## GIVEN TASK
Using the records below, copy out exactly the line that contains "Read all visible content and emit it as JSON." and every line that follows it, up to and including the last, and no others.

Part of a data file:

----

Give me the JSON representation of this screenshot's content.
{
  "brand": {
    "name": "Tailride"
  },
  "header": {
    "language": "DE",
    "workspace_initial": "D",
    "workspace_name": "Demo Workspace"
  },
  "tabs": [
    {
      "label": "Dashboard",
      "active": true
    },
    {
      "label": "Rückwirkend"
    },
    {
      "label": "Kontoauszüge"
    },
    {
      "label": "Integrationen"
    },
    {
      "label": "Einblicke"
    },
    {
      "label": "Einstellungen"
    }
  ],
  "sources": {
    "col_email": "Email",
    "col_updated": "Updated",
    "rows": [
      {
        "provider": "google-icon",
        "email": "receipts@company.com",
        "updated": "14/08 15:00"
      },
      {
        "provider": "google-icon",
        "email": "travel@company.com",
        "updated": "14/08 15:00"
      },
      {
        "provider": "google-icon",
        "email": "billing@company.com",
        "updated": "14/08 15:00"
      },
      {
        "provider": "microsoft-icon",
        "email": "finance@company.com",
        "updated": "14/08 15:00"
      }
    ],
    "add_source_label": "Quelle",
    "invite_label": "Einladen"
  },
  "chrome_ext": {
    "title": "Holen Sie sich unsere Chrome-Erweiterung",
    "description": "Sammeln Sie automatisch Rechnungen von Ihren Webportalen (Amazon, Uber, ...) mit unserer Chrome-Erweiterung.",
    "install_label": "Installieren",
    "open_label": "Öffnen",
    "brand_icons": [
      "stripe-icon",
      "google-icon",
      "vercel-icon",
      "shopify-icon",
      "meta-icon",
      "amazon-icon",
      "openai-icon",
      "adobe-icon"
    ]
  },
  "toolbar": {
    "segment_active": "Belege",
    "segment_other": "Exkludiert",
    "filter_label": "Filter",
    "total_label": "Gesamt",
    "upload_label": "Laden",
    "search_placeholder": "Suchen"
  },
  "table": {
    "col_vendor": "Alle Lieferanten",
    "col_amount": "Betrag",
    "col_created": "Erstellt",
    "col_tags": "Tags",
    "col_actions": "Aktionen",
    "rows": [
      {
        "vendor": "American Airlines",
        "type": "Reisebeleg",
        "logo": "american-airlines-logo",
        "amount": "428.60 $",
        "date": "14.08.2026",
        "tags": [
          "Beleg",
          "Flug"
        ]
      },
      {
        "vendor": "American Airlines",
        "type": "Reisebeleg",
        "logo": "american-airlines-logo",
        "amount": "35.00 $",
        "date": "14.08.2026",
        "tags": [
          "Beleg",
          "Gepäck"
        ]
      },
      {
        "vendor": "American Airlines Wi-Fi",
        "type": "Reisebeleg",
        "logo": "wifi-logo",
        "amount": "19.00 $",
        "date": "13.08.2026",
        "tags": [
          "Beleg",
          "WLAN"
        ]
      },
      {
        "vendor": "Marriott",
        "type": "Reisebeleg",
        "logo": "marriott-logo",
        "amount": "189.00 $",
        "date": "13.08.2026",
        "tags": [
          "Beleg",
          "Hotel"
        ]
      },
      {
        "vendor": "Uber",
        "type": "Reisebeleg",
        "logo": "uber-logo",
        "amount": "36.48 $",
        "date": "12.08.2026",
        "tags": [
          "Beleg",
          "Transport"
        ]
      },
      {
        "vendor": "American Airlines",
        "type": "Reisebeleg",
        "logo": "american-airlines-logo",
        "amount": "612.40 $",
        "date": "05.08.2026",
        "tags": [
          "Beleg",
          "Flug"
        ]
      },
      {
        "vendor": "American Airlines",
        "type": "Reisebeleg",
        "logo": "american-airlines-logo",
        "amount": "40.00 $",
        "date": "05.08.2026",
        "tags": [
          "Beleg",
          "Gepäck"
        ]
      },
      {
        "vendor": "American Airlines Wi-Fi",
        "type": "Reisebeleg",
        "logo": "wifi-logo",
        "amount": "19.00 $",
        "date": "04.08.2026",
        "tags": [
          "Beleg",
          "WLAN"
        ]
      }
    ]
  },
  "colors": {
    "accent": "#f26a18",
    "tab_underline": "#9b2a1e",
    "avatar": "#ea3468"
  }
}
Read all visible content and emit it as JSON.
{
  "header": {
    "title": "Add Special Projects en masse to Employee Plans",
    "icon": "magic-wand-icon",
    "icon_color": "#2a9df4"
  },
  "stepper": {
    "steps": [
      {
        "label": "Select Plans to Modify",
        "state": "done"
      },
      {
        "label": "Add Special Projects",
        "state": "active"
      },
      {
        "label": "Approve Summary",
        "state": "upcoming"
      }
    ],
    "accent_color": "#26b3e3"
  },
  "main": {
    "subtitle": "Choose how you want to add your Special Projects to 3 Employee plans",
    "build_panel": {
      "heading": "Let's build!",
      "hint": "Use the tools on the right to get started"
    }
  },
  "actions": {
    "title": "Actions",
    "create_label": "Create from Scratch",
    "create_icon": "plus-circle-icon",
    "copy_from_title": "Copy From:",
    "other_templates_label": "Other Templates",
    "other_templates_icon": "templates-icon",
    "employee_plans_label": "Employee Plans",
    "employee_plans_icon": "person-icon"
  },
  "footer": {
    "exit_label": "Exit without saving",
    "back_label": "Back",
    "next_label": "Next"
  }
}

----

## OUTPUT OF THE TASK
Read all visible content and emit it as JSON.
{
  "header": {
    "title": "Add Special Projects en masse to Employee Plans",
    "icon": "magic-wand-icon",
    "icon_color": "#2a9df4"
  },
  "stepper": {
    "steps": [
      {
        "label": "Select Plans to Modify",
        "state": "done"
      },
      {
        "label": "Add Special Projects",
        "state": "active"
      },
      {
        "label": "Approve Summary",
        "state": "upcoming"
      }
    ],
    "accent_color": "#26b3e3"
  },
  "main": {
    "subtitle": "Choose how you want to add your Special Projects to 3 Employee plans",
    "build_panel": {
      "heading": "Let's build!",
      "hint": "Use the tools on the right to get started"
    }
  },
  "actions": {
    "title": "Actions",
    "create_label": "Create from Scratch",
    "create_icon": "plus-circle-icon",
    "copy_from_title": "Copy From:",
    "other_templates_label": "Other Templates",
    "other_templates_icon": "templates-icon",
    "employee_plans_label": "Employee Plans",
    "employee_plans_icon": "person-icon"
  },
  "footer": {
    "exit_label": "Exit without saving",
    "back_label": "Back",
    "next_label": "Next"
  }
}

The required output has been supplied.